=== EXTRACTED INFORMATION ===

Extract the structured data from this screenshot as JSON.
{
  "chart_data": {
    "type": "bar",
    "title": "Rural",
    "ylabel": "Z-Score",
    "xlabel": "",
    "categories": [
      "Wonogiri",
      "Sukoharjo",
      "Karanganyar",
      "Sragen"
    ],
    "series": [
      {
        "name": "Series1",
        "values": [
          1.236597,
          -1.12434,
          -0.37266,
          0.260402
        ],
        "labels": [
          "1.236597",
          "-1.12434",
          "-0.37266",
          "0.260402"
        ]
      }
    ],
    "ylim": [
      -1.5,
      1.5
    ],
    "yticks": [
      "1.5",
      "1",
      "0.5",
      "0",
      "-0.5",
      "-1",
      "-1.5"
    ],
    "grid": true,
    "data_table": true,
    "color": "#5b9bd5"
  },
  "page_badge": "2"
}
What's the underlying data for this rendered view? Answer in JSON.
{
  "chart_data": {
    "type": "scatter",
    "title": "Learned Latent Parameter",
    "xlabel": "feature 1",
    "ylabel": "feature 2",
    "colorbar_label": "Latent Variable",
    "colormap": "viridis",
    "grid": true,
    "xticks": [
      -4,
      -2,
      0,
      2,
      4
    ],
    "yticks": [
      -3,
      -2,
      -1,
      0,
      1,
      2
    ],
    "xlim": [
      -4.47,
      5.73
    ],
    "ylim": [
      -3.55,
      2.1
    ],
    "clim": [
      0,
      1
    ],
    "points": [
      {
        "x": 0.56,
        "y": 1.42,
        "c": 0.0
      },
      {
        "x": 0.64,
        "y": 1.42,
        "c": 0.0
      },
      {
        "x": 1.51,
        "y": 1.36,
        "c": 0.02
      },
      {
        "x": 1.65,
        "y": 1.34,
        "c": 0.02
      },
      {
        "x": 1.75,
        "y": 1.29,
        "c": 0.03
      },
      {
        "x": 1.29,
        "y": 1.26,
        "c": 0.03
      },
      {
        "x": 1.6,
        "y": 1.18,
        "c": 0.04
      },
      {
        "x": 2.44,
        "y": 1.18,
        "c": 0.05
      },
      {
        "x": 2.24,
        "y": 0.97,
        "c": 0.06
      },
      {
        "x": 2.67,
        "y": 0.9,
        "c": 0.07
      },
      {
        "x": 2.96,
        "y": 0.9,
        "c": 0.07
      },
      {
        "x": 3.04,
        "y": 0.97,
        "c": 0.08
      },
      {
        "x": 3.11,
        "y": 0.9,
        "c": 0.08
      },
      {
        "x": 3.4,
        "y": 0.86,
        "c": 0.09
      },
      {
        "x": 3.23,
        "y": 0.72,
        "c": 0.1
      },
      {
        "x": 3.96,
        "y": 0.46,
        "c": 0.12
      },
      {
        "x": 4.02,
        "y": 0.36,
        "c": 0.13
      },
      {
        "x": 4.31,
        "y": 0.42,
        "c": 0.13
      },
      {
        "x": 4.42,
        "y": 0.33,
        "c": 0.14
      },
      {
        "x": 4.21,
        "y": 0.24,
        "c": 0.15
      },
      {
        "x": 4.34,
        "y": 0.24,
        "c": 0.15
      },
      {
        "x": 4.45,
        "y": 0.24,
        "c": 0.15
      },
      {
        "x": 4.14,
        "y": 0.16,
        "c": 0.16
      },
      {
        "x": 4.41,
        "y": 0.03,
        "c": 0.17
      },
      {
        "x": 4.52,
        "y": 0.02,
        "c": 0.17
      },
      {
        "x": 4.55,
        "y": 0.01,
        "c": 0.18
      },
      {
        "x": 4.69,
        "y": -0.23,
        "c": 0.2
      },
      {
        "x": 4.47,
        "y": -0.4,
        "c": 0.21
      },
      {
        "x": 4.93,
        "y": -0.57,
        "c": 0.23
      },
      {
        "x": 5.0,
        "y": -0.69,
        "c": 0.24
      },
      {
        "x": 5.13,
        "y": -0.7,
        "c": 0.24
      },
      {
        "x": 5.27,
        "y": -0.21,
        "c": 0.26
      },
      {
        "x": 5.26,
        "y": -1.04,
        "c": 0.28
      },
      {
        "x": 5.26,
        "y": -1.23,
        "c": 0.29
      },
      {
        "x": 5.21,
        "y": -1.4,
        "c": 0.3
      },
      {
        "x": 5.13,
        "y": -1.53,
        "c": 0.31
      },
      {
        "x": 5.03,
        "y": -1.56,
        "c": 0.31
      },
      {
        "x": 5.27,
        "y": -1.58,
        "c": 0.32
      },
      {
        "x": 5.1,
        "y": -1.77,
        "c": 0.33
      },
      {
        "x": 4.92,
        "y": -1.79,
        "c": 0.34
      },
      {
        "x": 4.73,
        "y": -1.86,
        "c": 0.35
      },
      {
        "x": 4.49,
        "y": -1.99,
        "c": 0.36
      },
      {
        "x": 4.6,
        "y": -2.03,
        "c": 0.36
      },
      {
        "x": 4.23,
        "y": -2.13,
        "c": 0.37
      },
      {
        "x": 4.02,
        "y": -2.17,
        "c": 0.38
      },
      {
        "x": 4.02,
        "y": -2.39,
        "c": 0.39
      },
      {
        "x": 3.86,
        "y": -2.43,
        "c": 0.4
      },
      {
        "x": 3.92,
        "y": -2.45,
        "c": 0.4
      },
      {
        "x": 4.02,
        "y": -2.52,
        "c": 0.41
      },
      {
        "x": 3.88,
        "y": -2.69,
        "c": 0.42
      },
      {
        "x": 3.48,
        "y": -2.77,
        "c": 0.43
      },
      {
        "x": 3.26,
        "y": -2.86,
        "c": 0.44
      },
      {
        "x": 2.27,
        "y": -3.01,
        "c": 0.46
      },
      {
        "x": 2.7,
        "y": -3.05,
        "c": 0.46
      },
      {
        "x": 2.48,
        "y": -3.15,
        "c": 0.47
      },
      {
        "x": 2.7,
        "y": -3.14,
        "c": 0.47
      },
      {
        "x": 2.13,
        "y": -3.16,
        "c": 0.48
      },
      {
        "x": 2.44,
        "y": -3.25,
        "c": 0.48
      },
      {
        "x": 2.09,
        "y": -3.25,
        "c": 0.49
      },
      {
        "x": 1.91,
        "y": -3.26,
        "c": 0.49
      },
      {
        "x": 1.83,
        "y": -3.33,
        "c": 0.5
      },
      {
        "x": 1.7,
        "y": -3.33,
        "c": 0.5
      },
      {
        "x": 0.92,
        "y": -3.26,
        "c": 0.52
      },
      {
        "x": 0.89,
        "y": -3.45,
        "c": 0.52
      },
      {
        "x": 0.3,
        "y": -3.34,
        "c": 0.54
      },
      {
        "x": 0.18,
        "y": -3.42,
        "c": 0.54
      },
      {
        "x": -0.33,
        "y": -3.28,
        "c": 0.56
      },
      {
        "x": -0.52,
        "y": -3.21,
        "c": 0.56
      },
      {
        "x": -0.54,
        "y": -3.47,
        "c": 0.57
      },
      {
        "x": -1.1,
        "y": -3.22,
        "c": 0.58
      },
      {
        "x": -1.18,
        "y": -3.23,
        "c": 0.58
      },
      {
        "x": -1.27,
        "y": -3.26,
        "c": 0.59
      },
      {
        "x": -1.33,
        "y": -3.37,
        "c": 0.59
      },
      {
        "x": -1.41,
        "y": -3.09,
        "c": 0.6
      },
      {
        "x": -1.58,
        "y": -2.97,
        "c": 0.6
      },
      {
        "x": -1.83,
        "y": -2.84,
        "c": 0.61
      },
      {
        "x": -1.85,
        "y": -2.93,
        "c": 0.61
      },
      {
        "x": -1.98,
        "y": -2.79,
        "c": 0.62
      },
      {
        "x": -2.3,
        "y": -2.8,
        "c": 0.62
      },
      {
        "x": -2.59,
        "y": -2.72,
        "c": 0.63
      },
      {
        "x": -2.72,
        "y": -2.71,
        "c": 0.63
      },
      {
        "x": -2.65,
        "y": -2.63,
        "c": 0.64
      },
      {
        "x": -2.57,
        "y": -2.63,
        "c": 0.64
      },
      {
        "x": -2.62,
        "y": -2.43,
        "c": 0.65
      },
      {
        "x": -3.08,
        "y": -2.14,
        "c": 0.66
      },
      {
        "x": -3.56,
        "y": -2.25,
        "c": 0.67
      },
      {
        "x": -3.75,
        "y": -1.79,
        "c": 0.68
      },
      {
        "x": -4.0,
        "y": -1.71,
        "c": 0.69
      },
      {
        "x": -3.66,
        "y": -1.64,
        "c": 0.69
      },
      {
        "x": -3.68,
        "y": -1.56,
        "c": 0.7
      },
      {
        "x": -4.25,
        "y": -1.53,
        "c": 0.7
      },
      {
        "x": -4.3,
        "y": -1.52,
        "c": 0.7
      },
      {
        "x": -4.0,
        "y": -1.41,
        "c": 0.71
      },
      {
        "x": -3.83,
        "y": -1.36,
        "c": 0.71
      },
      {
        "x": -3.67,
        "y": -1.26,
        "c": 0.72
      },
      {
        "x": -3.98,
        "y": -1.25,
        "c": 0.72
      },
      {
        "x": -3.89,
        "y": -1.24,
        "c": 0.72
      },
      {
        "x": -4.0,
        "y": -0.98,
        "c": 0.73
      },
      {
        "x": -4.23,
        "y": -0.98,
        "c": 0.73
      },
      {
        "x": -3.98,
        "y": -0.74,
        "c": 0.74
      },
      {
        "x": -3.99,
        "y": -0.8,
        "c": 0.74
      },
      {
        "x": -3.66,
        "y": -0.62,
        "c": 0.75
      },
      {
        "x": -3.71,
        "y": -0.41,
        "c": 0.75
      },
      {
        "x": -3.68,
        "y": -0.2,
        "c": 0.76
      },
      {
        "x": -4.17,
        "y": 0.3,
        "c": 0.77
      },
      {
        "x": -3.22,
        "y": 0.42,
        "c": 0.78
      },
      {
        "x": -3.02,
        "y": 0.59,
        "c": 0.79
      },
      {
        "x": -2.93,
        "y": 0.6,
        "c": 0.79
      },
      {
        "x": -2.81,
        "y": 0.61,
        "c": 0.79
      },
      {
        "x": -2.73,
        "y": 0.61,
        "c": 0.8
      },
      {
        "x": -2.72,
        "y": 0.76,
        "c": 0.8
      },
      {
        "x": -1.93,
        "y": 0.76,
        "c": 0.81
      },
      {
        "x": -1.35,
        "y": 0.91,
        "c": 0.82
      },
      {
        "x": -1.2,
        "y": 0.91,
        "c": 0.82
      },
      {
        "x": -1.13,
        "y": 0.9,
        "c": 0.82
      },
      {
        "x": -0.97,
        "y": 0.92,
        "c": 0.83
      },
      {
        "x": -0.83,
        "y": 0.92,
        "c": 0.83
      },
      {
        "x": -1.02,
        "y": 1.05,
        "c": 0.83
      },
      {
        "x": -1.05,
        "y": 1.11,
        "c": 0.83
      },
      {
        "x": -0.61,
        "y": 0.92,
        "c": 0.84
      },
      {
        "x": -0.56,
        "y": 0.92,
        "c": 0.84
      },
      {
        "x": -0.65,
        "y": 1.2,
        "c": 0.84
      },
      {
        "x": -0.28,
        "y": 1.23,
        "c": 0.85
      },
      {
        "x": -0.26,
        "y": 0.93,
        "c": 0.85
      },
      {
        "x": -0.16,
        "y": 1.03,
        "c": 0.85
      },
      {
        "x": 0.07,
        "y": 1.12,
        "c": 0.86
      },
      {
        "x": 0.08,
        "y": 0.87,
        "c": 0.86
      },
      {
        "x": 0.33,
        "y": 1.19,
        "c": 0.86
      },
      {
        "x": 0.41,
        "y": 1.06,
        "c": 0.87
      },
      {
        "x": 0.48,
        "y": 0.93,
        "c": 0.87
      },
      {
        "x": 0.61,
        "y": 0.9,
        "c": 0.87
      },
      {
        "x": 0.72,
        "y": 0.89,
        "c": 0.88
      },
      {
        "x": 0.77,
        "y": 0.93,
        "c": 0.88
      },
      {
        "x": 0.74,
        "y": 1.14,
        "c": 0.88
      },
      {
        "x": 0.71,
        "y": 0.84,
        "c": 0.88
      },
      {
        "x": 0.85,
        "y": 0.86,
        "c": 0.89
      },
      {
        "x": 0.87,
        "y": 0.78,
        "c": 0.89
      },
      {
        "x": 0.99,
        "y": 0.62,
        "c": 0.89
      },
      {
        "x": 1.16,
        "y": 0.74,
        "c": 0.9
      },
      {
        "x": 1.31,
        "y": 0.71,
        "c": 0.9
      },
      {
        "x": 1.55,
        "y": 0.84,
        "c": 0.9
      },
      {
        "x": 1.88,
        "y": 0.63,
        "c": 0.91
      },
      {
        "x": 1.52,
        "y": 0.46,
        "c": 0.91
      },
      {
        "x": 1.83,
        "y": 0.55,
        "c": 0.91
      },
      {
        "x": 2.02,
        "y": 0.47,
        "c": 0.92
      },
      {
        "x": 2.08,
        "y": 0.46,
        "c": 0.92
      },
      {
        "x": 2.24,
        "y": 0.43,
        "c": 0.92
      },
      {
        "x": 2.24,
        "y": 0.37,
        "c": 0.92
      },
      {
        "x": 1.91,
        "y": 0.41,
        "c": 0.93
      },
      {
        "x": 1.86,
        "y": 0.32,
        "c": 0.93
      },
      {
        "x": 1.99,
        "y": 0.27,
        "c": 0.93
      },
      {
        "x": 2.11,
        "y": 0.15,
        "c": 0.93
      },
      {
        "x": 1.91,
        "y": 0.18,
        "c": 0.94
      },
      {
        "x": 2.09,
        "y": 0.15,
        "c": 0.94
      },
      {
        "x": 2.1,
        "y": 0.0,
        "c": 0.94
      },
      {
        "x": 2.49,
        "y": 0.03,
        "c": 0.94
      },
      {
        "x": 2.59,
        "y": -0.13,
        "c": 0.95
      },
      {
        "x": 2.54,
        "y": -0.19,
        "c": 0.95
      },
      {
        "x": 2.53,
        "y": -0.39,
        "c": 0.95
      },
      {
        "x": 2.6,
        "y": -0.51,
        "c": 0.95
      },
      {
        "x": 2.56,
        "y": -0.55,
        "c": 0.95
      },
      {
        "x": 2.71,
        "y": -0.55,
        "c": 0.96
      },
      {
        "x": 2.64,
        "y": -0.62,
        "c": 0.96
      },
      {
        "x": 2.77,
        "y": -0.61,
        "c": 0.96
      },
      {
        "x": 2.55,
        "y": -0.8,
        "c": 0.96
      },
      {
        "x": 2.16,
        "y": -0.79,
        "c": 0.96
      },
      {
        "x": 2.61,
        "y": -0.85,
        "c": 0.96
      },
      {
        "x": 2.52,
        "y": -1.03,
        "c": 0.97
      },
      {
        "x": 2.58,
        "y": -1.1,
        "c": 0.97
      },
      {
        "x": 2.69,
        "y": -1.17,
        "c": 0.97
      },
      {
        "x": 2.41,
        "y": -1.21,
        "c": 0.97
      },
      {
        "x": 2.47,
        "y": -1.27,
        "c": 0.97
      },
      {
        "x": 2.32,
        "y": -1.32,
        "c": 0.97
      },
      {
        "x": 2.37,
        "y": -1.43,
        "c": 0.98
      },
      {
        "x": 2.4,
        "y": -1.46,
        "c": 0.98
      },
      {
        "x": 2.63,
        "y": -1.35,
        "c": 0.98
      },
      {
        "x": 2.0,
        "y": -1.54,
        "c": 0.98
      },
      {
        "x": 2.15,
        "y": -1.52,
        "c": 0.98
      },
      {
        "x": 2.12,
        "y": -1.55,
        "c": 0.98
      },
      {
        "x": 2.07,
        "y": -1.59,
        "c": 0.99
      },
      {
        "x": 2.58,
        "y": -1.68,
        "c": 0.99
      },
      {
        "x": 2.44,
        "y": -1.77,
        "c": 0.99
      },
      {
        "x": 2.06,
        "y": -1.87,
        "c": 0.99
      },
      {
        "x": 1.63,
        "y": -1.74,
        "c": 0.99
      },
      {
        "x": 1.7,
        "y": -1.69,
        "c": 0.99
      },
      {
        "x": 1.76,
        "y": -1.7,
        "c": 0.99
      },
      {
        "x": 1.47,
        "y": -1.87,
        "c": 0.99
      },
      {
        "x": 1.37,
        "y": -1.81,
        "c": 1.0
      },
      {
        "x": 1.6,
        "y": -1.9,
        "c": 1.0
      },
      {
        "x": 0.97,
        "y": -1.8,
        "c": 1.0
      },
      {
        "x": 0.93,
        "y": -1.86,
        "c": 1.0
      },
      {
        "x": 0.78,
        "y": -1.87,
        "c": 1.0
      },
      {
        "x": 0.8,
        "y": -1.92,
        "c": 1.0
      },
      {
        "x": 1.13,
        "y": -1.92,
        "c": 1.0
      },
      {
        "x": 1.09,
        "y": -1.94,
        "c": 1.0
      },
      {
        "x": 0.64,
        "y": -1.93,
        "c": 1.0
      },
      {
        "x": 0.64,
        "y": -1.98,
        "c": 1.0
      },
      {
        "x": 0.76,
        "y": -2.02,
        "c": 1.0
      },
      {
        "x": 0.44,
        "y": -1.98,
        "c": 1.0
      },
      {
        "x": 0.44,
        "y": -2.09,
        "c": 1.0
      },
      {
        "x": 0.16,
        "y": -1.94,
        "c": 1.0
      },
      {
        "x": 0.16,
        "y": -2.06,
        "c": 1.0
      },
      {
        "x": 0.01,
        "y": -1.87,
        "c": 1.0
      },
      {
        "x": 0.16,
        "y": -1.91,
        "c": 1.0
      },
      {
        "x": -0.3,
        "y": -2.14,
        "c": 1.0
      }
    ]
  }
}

===

Only the number is wanted: how many lines in the data include the word "Latent"?

2